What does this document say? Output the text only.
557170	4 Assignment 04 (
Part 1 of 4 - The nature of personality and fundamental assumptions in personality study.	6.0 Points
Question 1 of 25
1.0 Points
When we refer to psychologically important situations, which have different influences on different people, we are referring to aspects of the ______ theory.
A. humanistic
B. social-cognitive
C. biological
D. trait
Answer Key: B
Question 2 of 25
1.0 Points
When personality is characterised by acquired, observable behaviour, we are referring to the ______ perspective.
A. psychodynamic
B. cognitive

Aim => Using the entries above, please restate each one word for word.

Correct answer =>
What does this document say? Output the text only.
557170	4 Assignment 04 (
Part 1 of 4 - The nature of personality and fundamental assumptions in personality study.	6.0 Points
Question 1 of 25
1.0 Points
When we refer to psychologically important situations, which have different influences on different people, we are referring to aspects of the ______ theory.
A. humanistic
B. social-cognitive
C. biological
D. trait
Answer Key: B
Question 2 of 25
1.0 Points
When personality is characterised by acquired, observable behaviour, we are referring to the ______ perspective.
A. psychodynamic
B. cognitive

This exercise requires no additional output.